[BEGIN]

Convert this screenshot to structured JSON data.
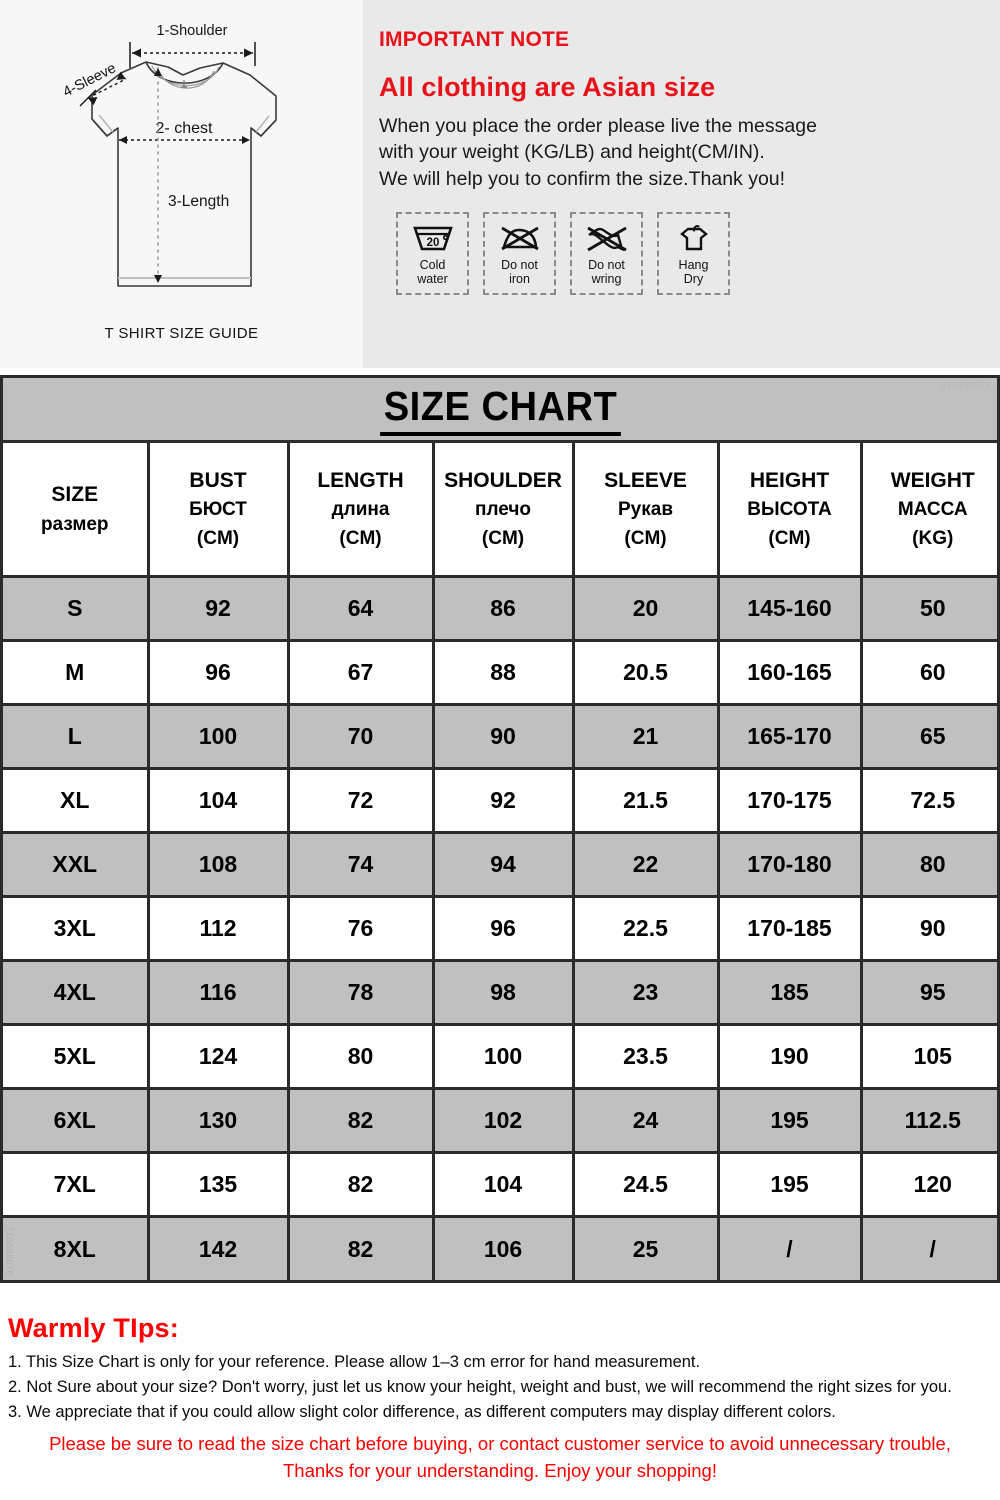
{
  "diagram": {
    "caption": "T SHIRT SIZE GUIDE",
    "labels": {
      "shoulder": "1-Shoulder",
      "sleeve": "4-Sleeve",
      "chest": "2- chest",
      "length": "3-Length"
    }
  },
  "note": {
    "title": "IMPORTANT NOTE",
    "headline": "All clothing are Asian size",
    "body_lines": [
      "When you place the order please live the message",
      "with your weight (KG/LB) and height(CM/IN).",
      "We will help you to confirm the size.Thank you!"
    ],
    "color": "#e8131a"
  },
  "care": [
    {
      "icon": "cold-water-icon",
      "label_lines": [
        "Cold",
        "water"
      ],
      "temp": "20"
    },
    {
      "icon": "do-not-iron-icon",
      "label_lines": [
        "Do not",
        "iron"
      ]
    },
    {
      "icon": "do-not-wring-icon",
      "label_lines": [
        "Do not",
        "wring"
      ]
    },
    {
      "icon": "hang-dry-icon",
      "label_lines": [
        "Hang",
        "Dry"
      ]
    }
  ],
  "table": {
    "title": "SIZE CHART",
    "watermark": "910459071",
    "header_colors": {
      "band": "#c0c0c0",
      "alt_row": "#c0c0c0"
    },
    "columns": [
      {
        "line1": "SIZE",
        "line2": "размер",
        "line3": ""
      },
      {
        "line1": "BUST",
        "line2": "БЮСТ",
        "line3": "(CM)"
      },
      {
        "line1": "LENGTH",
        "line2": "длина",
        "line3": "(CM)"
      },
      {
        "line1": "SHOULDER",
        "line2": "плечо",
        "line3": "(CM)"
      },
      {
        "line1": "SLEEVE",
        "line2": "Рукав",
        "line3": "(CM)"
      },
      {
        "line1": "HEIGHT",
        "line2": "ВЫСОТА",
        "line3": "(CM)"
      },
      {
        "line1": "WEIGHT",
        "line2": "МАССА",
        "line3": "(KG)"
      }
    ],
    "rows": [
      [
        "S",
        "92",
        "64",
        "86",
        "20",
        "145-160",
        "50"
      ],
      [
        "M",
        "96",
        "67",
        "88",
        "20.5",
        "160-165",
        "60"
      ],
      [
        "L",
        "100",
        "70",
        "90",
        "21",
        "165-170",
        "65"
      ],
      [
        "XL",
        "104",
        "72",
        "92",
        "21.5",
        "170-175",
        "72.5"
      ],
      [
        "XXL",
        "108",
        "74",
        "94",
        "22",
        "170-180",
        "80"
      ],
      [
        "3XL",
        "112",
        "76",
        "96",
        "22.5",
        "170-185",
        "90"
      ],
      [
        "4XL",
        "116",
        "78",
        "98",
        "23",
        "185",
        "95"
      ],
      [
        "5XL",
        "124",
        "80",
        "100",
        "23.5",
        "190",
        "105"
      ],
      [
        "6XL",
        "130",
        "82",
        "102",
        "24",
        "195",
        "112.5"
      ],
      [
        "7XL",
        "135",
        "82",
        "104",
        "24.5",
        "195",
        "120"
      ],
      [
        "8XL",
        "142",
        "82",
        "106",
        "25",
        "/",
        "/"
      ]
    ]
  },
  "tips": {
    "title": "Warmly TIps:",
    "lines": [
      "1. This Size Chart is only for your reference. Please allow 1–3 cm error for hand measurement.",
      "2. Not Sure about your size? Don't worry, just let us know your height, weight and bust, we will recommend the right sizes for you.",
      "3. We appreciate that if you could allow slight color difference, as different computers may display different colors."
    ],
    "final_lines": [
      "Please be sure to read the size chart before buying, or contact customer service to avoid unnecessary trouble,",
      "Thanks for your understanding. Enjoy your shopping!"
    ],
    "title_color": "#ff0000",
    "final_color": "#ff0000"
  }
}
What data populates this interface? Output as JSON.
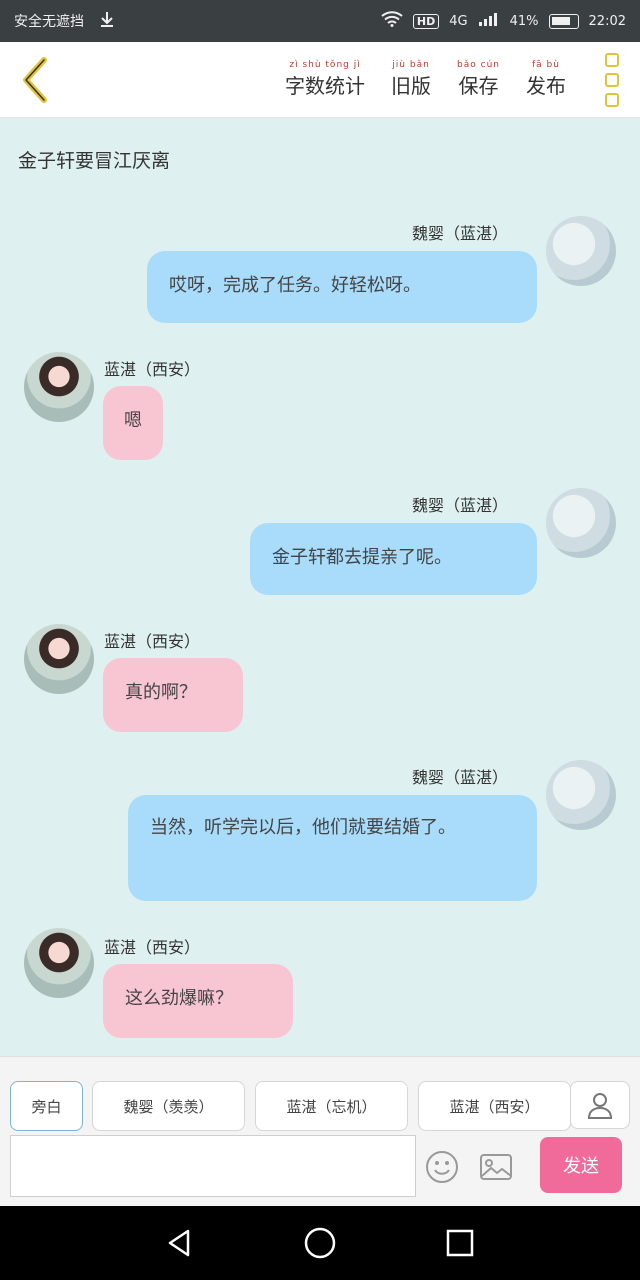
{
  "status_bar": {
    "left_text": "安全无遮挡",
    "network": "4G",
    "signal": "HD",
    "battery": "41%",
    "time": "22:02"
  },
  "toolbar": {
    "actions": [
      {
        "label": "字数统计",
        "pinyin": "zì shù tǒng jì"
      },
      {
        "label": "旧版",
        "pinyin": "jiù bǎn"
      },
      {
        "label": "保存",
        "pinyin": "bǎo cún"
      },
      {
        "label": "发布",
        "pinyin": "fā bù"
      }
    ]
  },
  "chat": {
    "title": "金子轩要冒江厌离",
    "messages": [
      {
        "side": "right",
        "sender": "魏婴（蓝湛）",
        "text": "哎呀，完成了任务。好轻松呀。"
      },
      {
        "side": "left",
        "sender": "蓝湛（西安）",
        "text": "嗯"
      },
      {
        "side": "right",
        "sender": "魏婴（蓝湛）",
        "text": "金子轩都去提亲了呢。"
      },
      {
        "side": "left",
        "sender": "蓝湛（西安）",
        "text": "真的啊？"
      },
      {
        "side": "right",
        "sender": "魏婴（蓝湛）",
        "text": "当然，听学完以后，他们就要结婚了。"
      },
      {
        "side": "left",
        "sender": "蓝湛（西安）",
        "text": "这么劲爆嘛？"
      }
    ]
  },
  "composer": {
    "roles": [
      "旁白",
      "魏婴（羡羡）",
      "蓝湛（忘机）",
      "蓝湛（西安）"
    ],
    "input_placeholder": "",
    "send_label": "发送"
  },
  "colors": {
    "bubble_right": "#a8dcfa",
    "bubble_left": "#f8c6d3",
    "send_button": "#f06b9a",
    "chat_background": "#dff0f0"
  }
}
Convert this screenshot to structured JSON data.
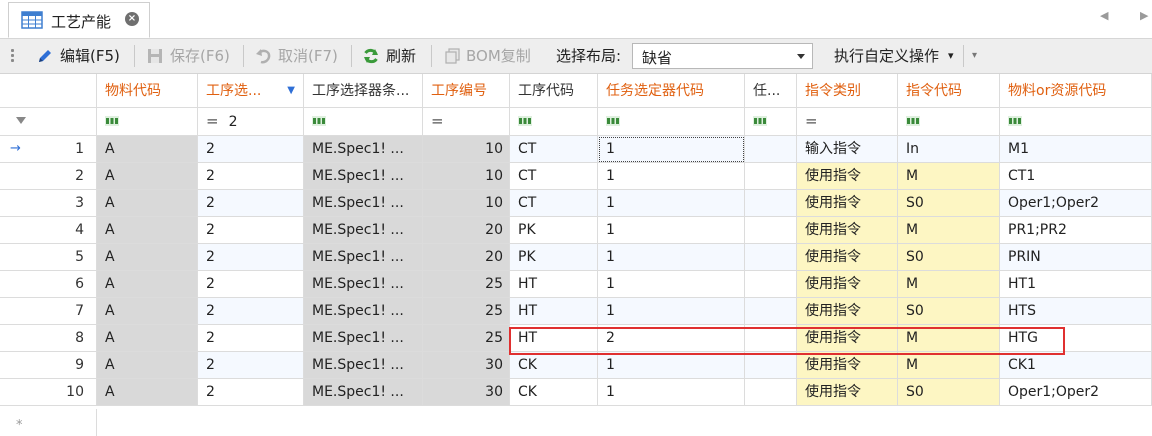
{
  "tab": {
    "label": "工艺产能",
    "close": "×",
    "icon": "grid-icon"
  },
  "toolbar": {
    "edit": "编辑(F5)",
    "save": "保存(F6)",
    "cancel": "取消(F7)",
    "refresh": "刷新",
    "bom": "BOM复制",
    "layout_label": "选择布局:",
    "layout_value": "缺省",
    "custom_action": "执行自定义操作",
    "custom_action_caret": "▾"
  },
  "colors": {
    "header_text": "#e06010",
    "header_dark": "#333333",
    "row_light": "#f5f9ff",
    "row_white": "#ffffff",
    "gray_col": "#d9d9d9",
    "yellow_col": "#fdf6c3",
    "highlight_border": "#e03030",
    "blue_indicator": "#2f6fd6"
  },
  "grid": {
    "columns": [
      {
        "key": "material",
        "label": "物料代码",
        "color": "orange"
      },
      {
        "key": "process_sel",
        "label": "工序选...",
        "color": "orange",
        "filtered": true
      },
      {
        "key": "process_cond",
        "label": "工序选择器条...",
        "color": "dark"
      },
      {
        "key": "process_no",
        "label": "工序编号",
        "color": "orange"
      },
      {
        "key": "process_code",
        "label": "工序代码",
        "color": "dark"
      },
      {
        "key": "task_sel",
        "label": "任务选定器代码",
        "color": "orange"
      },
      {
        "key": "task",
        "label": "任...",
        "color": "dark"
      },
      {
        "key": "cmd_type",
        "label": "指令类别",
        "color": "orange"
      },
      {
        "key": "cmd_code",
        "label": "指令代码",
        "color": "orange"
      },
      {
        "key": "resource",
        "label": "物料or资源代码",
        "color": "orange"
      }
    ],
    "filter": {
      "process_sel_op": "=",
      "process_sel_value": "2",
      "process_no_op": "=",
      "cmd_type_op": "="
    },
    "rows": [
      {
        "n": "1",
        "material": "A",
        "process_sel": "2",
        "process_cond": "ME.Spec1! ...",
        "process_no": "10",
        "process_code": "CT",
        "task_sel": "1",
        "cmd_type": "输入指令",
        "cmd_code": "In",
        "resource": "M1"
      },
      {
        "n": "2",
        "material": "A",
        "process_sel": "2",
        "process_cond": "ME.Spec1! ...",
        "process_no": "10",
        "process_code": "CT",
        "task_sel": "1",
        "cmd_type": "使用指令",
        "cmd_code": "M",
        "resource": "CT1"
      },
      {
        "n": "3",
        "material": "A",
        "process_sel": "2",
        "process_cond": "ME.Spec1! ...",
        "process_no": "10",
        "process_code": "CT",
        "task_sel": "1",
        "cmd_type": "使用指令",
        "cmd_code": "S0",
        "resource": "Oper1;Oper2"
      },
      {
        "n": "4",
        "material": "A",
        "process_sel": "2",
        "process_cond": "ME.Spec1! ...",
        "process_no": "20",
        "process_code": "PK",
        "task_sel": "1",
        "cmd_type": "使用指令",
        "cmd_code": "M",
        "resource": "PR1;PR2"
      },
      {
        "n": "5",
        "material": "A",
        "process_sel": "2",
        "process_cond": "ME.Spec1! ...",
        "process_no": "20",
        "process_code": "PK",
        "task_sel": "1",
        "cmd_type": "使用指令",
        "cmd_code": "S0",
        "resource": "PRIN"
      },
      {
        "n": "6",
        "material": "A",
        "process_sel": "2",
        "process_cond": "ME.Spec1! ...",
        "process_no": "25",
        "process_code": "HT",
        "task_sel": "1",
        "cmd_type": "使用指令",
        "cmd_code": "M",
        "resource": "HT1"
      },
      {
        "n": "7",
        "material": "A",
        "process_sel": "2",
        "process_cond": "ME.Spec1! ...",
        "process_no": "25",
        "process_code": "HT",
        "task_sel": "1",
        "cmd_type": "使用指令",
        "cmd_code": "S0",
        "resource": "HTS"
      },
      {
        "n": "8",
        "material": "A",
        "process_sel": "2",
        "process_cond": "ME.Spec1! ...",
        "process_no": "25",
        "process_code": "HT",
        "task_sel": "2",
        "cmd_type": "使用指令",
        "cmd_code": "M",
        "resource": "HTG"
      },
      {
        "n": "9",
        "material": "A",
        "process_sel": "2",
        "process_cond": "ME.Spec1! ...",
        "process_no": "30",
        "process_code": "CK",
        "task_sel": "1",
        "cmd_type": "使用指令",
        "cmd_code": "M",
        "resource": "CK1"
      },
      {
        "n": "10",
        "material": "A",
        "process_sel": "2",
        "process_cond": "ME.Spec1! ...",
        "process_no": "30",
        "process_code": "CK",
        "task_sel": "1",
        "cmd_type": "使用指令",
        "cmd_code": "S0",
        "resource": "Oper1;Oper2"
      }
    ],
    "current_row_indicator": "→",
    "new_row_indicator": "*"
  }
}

[END]

What you need to do :: From the entries above, collect every line with the string "allow" in it.

Output for this task ::
      "1. This Size Chart is only for your reference. Please allow 1–3 cm error for hand measurement.",
      "3. We appreciate that if you could allow slight color difference, as different computers may display different colors."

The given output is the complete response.